(Recorded data)
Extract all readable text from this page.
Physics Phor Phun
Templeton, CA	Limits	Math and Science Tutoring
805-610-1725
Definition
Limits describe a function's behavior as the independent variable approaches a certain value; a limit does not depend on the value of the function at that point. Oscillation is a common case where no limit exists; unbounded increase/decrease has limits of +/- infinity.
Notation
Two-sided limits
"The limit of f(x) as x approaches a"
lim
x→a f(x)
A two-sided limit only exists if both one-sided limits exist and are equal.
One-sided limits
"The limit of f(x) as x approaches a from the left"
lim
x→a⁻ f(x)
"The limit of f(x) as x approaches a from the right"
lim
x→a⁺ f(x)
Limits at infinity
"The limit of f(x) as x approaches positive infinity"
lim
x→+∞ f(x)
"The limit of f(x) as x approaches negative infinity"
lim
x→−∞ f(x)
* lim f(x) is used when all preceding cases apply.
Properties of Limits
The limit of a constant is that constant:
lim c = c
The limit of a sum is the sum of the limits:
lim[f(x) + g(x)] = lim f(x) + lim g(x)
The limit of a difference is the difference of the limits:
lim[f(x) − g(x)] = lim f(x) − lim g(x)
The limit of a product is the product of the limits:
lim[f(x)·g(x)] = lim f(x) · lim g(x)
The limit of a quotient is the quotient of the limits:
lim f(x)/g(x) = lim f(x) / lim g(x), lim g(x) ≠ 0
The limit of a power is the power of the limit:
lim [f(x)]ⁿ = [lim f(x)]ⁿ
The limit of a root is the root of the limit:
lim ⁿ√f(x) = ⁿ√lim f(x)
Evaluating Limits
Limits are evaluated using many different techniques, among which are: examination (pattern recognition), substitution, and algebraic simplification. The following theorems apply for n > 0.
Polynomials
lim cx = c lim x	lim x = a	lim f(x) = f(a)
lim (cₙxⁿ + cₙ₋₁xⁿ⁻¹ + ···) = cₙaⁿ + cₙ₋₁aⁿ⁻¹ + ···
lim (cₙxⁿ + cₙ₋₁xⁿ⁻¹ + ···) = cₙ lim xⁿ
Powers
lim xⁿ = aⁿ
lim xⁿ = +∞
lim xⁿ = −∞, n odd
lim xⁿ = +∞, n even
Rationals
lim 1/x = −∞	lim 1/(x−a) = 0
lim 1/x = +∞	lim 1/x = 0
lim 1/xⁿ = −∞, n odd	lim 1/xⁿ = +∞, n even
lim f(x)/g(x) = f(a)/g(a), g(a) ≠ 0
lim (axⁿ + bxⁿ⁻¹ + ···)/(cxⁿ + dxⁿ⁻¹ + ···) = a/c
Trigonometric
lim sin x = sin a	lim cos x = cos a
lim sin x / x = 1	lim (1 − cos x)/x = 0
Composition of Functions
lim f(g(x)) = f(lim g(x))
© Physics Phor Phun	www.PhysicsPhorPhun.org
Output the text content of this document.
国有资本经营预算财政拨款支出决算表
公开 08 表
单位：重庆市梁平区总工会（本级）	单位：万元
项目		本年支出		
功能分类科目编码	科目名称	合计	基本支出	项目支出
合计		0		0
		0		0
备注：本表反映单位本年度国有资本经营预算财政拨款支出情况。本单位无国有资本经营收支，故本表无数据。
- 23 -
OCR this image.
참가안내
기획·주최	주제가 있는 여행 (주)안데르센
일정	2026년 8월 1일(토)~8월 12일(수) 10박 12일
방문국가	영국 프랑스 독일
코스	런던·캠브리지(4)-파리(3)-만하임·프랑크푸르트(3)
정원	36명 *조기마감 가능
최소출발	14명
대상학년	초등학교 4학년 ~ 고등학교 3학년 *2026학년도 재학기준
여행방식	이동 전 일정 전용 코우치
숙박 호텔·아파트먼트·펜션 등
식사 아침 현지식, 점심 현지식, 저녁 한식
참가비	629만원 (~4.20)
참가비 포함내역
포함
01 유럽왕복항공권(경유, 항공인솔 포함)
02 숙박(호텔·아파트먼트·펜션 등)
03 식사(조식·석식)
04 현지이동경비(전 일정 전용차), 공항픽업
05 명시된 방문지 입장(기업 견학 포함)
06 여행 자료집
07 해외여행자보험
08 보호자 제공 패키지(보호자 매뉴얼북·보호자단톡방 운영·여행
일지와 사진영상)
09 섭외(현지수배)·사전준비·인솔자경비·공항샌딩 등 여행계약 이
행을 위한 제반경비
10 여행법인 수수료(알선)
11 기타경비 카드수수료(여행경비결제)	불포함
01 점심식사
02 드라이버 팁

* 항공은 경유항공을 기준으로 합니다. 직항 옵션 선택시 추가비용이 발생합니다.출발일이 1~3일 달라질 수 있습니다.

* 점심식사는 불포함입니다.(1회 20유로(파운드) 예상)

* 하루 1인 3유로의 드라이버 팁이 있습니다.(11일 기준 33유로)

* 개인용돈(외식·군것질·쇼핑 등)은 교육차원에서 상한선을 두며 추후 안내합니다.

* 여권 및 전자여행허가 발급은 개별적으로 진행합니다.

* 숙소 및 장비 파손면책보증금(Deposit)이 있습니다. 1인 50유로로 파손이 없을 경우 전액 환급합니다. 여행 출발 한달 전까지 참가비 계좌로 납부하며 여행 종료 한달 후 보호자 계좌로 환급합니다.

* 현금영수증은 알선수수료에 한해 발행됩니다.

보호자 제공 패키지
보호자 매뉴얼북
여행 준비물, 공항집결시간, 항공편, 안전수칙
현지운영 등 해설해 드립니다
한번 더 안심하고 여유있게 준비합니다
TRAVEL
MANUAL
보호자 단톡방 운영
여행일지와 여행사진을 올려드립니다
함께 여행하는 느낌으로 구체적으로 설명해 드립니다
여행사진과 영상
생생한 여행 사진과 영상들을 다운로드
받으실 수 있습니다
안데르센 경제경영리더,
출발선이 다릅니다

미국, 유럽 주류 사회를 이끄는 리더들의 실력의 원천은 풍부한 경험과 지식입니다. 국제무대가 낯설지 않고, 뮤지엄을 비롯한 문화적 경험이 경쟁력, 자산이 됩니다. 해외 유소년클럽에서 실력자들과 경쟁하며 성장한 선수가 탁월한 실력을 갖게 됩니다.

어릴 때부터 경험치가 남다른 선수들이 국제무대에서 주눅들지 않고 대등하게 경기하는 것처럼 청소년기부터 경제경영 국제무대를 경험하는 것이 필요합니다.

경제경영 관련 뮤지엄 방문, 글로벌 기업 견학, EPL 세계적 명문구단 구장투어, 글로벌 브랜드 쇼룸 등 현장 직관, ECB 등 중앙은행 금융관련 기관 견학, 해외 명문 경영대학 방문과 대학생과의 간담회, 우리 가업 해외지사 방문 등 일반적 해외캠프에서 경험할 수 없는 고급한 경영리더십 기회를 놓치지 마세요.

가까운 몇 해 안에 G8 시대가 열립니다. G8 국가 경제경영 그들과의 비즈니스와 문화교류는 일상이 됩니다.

Stated task: Write down every line of the data exactly as it appears above.

Solution to the problem:
Extract all readable text from this page.
Physics Phor Phun
Templeton, CA	Limits	Math and Science Tutoring
805-610-1725
Definition
Limits describe a function's behavior as the independent variable approaches a certain value; a limit does not depend on the value of the function at that point. Oscillation is a common case where no limit exists; unbounded increase/decrease has limits of +/- infinity.
Notation
Two-sided limits
"The limit of f(x) as x approaches a"
lim
x→a f(x)
A two-sided limit only exists if both one-sided limits exist and are equal.
One-sided limits
"The limit of f(x) as x approaches a from the left"
lim
x→a⁻ f(x)
"The limit of f(x) as x approaches a from the right"
lim
x→a⁺ f(x)
Limits at infinity
"The limit of f(x) as x approaches positive infinity"
lim
x→+∞ f(x)
"The limit of f(x) as x approaches negative infinity"
lim
x→−∞ f(x)
* lim f(x) is used when all preceding cases apply.
Properties of Limits
The limit of a constant is that constant:
lim c = c
The limit of a sum is the sum of the limits:
lim[f(x) + g(x)] = lim f(x) + lim g(x)
The limit of a difference is the difference of the limits:
lim[f(x) − g(x)] = lim f(x) − lim g(x)
The limit of a product is the product of the limits:
lim[f(x)·g(x)] = lim f(x) · lim g(x)
The limit of a quotient is the quotient of the limits:
lim f(x)/g(x) = lim f(x) / lim g(x), lim g(x) ≠ 0
The limit of a power is the power of the limit:
lim [f(x)]ⁿ = [lim f(x)]ⁿ
The limit of a root is the root of the limit:
lim ⁿ√f(x) = ⁿ√lim f(x)
Evaluating Limits
Limits are evaluated using many different techniques, among which are: examination (pattern recognition), substitution, and algebraic simplification. The following theorems apply for n > 0.
Polynomials
lim cx = c lim x	lim x = a	lim f(x) = f(a)
lim (cₙxⁿ + cₙ₋₁xⁿ⁻¹ + ···) = cₙaⁿ + cₙ₋₁aⁿ⁻¹ + ···
lim (cₙxⁿ + cₙ₋₁xⁿ⁻¹ + ···) = cₙ lim xⁿ
Powers
lim xⁿ = aⁿ
lim xⁿ = +∞
lim xⁿ = −∞, n odd
lim xⁿ = +∞, n even
Rationals
lim 1/x = −∞	lim 1/(x−a) = 0
lim 1/x = +∞	lim 1/x = 0
lim 1/xⁿ = −∞, n odd	lim 1/xⁿ = +∞, n even
lim f(x)/g(x) = f(a)/g(a), g(a) ≠ 0
lim (axⁿ + bxⁿ⁻¹ + ···)/(cxⁿ + dxⁿ⁻¹ + ···) = a/c
Trigonometric
lim sin x = sin a	lim cos x = cos a
lim sin x / x = 1	lim (1 − cos x)/x = 0
Composition of Functions
lim f(g(x)) = f(lim g(x))
© Physics Phor Phun	www.PhysicsPhorPhun.org
Output the text content of this document.
国有资本经营预算财政拨款支出决算表
公开 08 表
单位：重庆市梁平区总工会（本级）	单位：万元
项目		本年支出		
功能分类科目编码	科目名称	合计	基本支出	项目支出
合计		0		0
		0		0
备注：本表反映单位本年度国有资本经营预算财政拨款支出情况。本单位无国有资本经营收支，故本表无数据。
- 23 -
OCR this image.
참가안내
기획·주최	주제가 있는 여행 (주)안데르센
일정	2026년 8월 1일(토)~8월 12일(수) 10박 12일
방문국가	영국 프랑스 독일
코스	런던·캠브리지(4)-파리(3)-만하임·프랑크푸르트(3)
정원	36명 *조기마감 가능
최소출발	14명
대상학년	초등학교 4학년 ~ 고등학교 3학년 *2026학년도 재학기준
여행방식	이동 전 일정 전용 코우치
숙박 호텔·아파트먼트·펜션 등
식사 아침 현지식, 점심 현지식, 저녁 한식
참가비	629만원 (~4.20)
참가비 포함내역
포함
01 유럽왕복항공권(경유, 항공인솔 포함)
02 숙박(호텔·아파트먼트·펜션 등)
03 식사(조식·석식)
04 현지이동경비(전 일정 전용차), 공항픽업
05 명시된 방문지 입장(기업 견학 포함)
06 여행 자료집
07 해외여행자보험
08 보호자 제공 패키지(보호자 매뉴얼북·보호자단톡방 운영·여행
일지와 사진영상)
09 섭외(현지수배)·사전준비·인솔자경비·공항샌딩 등 여행계약 이
행을 위한 제반경비
10 여행법인 수수료(알선)
11 기타경비 카드수수료(여행경비결제)	불포함
01 점심식사
02 드라이버 팁

* 항공은 경유항공을 기준으로 합니다. 직항 옵션 선택시 추가비용이 발생합니다.출발일이 1~3일 달라질 수 있습니다.

* 점심식사는 불포함입니다.(1회 20유로(파운드) 예상)

* 하루 1인 3유로의 드라이버 팁이 있습니다.(11일 기준 33유로)

* 개인용돈(외식·군것질·쇼핑 등)은 교육차원에서 상한선을 두며 추후 안내합니다.

* 여권 및 전자여행허가 발급은 개별적으로 진행합니다.

* 숙소 및 장비 파손면책보증금(Deposit)이 있습니다. 1인 50유로로 파손이 없을 경우 전액 환급합니다. 여행 출발 한달 전까지 참가비 계좌로 납부하며 여행 종료 한달 후 보호자 계좌로 환급합니다.

* 현금영수증은 알선수수료에 한해 발행됩니다.

보호자 제공 패키지
보호자 매뉴얼북
여행 준비물, 공항집결시간, 항공편, 안전수칙
현지운영 등 해설해 드립니다
한번 더 안심하고 여유있게 준비합니다
TRAVEL
MANUAL
보호자 단톡방 운영
여행일지와 여행사진을 올려드립니다
함께 여행하는 느낌으로 구체적으로 설명해 드립니다
여행사진과 영상
생생한 여행 사진과 영상들을 다운로드
받으실 수 있습니다
안데르센 경제경영리더,
출발선이 다릅니다

미국, 유럽 주류 사회를 이끄는 리더들의 실력의 원천은 풍부한 경험과 지식입니다. 국제무대가 낯설지 않고, 뮤지엄을 비롯한 문화적 경험이 경쟁력, 자산이 됩니다. 해외 유소년클럽에서 실력자들과 경쟁하며 성장한 선수가 탁월한 실력을 갖게 됩니다.

어릴 때부터 경험치가 남다른 선수들이 국제무대에서 주눅들지 않고 대등하게 경기하는 것처럼 청소년기부터 경제경영 국제무대를 경험하는 것이 필요합니다.

경제경영 관련 뮤지엄 방문, 글로벌 기업 견학, EPL 세계적 명문구단 구장투어, 글로벌 브랜드 쇼룸 등 현장 직관, ECB 등 중앙은행 금융관련 기관 견학, 해외 명문 경영대학 방문과 대학생과의 간담회, 우리 가업 해외지사 방문 등 일반적 해외캠프에서 경험할 수 없는 고급한 경영리더십 기회를 놓치지 마세요.

가까운 몇 해 안에 G8 시대가 열립니다. G8 국가 경제경영 그들과의 비즈니스와 문화교류는 일상이 됩니다.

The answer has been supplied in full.